-- DATA FOR THE TASK --
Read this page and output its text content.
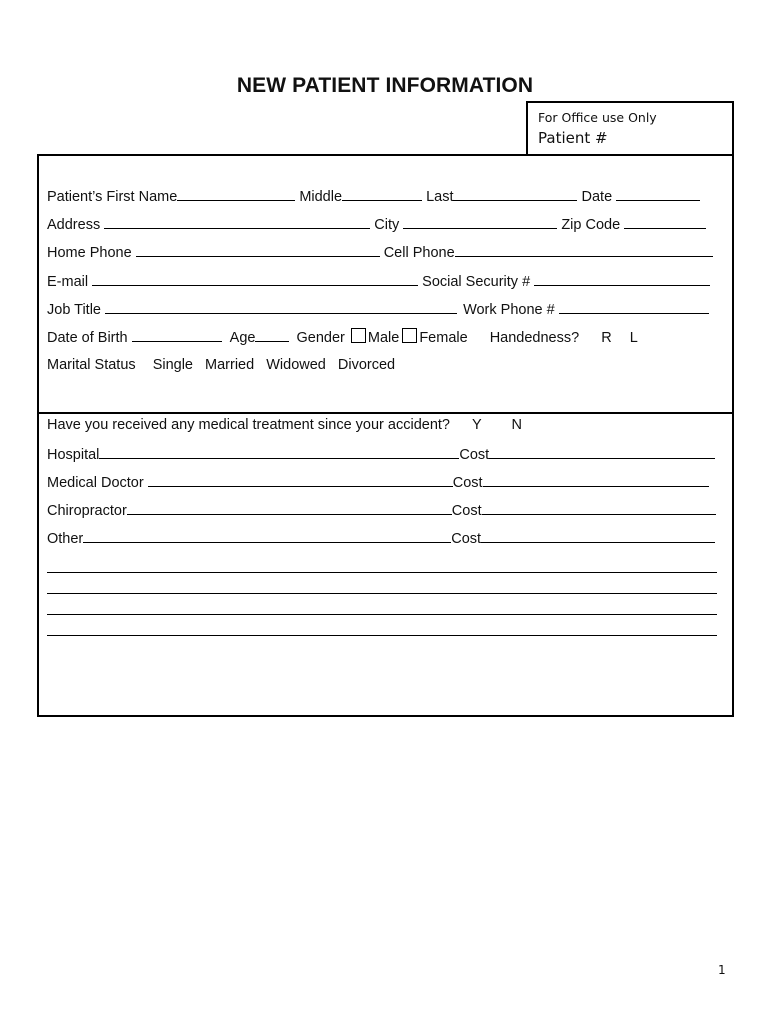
NEW PATIENT INFORMATION
For Office use Only
Patient #
Patient’s First Name	Middle	Last	Date
Address	City	Zip Code
Home Phone	Cell Phone
E-mail	Social Security #
Job Title	Work Phone #
Date of Birth	Age	Gender Male Female Handedness? R L
Marital Status Single Married Widowed Divorced
Have you received any medical treatment since your accident? Y N
Hospital	Cost
Medical Doctor	Cost
Chiropractor	Cost
Other	Cost
1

-- PROBLEM TO SOLVE --
Select every line where the word "Phone" occurs.

-- REPLY --
Home Phone	Cell Phone
Job Title	Work Phone #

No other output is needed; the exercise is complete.